Reading text:
A good question was asked about how I deal with all of the program software keys that must be re-entered when installing the programs on the new system. I have a system that has evolved over time that I use to make that process easier. I have a notebook in OneNote called "SW REG" that I use to store all keys that I receive. Typically when I buy software online they email me the software key to use for installation and I use the "send to OneNote" button in Outlook to send the email to the SW REG notebook. Each program then gets its own page in OneNote and I put the program name in the title block so when I look at the page tabs in this notebook I can find the program key I need very quickly. I copy the key and paste it into the install dialog box and off I go. Since this requires OneNote to already be installed on the new system I simply print the program pages I need to access prior to installing OneNote on the new system and just type them in as I install the programs. This is one reason why the installation of OneNote occurs so early in the build process. I have the key for practically every program I have purchased in this OneNote notebook and the system has worked well for me for years. There are software utilities that are available that can store this information too but the OneNote method is my preferred method as it’s very easy for me to capture these keys at the moment I purchase a new program.
Someone posed an observation about my usage of FolderShare to keep multiple systems synchronized as far as my document content goes. The observation pointed out that FolderShare doesn’t claim to work under Vista which surprised me when I checked up on it and discovered that that is true, FolderShare doesn’t purport to run under Vista. I am happy to report though that that doesn’t match my experience, I have used it on multiple systems running Vista and it’s worked just fine. I should add a caveat to that statement though. While FolderShare has always synced two Vista systems well for me, I have experienced problems getting Vista systems to sync with both XP systems and Macs. Vista uses some logical path structure for some of the Documents folders which gives FolderShare some problems when syncing Vista to non-Vista systems. I haven’t had trouble syncing two Vista systems though which is what I will be doing with the new Fujitsu when I build it. It is important to note that FolderShare is limited to only allow 10 sync libraries and each of these libraries will only handle a maximum of 10,000 files. That sounds like a lot but in the past I did run into this limit for the Documents folder which had slightly more than 10,000 files. What I did was archive some older (and seldom accessed) files into a folder outside the Documents folder which brought my file count far below this maximum. I then set up a sync library to do the archived files by itself which works flawlessly. I find FolderShare to be a solid performer for me but as with everything YMMV.
This addressed the majority of the questions I have received about my new system build process so I hope this clears up any confusion. It does not address a question about my paperless office which is a topic for another day. I have written about my paperless office system before so that will have to do for now.

Extracted material:
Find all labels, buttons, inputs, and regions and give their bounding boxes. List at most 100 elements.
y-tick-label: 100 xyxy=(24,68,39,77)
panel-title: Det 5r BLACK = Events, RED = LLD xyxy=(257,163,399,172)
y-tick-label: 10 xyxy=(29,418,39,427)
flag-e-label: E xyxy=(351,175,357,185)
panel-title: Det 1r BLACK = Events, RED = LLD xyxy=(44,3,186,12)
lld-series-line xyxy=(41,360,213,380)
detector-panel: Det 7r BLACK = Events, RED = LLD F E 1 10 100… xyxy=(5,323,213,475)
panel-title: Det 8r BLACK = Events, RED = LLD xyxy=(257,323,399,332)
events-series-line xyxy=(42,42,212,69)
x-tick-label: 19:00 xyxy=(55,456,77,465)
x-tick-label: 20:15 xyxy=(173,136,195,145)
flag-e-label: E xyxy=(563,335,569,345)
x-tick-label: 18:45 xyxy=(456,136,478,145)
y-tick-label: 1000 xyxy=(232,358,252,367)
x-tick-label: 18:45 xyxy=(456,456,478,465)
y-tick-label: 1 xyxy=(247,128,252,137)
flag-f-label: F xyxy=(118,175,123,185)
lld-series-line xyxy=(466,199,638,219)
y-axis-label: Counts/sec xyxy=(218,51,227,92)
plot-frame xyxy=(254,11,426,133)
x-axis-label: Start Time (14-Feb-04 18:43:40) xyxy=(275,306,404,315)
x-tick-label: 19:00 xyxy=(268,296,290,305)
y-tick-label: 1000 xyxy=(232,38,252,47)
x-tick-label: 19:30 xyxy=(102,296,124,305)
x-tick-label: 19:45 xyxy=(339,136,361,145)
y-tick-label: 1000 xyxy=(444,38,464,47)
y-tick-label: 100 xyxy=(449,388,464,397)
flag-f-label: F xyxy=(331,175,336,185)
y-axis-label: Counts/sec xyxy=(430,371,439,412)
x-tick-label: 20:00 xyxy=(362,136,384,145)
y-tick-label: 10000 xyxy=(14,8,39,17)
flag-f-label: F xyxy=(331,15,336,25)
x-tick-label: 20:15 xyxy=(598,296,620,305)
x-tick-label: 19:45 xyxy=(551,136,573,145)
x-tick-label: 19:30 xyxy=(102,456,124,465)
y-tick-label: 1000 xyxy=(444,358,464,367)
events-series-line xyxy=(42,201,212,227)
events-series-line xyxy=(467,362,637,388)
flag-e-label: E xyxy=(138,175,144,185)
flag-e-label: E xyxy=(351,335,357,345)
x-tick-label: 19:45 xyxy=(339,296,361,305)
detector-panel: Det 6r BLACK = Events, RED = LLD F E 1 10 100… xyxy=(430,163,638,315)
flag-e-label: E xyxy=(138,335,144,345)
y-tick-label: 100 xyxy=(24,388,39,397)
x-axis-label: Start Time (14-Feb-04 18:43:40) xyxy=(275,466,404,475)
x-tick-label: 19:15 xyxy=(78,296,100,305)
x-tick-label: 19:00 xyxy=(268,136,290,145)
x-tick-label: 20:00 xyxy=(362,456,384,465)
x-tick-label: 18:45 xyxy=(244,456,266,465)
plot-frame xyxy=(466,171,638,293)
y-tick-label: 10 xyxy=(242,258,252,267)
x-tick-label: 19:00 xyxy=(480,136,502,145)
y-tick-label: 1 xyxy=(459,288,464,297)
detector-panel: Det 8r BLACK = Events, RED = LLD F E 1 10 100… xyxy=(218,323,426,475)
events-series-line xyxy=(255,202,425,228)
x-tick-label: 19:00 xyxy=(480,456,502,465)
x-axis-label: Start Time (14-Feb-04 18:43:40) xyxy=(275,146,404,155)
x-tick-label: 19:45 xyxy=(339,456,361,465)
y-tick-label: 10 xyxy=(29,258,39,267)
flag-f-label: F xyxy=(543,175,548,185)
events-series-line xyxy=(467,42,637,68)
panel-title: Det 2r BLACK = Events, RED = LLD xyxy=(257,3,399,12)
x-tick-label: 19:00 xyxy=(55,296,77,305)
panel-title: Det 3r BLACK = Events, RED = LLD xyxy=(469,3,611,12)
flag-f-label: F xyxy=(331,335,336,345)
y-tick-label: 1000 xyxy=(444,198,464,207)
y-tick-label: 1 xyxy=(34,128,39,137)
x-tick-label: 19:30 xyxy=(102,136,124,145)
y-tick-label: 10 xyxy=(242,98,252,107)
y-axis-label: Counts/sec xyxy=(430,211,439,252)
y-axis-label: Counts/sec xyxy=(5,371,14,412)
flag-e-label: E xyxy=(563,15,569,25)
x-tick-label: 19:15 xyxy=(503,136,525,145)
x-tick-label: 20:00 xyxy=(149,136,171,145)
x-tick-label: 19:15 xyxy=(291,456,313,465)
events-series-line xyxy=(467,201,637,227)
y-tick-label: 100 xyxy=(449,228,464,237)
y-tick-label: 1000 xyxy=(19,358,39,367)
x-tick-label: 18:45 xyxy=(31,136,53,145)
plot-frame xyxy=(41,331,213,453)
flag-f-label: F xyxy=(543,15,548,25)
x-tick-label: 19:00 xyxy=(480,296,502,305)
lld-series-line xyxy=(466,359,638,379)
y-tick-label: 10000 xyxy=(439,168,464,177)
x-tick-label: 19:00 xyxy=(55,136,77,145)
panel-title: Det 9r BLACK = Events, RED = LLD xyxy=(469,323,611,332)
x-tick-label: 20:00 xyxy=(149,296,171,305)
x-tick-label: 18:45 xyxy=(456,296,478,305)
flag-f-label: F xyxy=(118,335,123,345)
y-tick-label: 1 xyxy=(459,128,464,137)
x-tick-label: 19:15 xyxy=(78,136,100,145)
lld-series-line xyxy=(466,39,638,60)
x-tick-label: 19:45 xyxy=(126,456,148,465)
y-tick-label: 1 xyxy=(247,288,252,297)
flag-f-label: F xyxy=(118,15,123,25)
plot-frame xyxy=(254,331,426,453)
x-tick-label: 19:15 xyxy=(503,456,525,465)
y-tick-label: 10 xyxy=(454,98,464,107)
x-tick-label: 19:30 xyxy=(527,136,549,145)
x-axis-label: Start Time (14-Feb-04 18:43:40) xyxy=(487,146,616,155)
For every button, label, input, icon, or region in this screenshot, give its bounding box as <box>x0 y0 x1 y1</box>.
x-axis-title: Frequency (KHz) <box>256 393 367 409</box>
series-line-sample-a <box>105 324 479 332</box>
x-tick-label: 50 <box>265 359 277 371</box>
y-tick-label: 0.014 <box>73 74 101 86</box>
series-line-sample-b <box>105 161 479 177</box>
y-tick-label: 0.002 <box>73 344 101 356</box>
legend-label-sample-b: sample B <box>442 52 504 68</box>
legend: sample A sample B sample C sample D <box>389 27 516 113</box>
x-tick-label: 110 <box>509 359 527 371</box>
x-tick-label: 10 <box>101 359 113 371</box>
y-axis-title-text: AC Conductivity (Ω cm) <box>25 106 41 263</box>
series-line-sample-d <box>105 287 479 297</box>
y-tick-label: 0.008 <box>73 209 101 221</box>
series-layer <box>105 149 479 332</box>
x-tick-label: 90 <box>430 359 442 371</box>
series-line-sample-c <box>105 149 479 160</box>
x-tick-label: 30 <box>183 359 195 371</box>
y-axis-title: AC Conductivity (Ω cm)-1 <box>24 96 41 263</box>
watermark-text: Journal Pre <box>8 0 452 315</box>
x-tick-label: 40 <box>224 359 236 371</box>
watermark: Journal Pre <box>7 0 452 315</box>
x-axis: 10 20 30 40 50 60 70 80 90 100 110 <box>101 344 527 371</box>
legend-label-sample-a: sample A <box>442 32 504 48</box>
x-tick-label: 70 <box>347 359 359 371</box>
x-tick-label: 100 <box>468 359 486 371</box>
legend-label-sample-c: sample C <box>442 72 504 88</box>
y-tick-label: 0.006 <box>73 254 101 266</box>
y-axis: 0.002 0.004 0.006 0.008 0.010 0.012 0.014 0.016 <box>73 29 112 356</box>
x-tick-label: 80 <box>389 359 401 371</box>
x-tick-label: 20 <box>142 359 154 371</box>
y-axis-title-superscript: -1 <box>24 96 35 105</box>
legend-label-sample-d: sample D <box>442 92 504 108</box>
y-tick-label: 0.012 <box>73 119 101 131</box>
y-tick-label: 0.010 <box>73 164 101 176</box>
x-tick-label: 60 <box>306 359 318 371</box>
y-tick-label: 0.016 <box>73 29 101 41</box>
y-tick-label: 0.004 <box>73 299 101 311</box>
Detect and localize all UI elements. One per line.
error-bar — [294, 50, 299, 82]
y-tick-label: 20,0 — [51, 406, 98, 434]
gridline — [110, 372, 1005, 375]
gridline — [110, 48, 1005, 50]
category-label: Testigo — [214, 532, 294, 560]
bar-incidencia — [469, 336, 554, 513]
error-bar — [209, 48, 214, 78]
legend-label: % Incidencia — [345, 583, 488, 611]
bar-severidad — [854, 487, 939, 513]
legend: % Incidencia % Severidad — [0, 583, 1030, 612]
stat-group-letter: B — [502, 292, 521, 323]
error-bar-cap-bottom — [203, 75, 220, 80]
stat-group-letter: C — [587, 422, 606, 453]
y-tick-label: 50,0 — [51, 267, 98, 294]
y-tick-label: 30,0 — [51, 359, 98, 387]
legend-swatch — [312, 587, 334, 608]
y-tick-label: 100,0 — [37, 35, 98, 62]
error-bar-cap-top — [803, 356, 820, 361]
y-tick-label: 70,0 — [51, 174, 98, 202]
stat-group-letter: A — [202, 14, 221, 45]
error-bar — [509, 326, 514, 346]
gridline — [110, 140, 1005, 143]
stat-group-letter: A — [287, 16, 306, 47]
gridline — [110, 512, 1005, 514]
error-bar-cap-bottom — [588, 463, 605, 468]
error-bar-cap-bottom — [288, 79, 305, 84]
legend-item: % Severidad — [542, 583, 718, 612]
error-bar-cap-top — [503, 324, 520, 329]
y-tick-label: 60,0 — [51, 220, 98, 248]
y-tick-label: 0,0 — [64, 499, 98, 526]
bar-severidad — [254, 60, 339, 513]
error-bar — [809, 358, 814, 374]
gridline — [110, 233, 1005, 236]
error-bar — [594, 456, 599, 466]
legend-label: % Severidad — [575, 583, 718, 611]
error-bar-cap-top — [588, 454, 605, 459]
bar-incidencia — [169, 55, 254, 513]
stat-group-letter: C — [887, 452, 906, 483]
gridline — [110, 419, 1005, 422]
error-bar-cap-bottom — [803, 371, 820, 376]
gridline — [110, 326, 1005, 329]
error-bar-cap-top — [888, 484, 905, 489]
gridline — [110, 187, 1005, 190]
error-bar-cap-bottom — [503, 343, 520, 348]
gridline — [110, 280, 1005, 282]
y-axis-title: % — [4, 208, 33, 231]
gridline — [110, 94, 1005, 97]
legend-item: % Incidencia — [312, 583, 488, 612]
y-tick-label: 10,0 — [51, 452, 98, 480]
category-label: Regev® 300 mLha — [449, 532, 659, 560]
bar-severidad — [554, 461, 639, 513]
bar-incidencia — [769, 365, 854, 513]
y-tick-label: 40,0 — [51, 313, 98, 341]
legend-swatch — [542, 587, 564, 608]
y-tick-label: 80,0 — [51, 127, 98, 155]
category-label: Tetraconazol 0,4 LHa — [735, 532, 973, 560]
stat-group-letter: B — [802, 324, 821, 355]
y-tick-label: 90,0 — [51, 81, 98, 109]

Task: According to the text on software keys and FolderShare, what is the maximum number of files that each FolderShare sync library can handle?

Problem solution: Each sync library can handle a maximum of 10,000 files.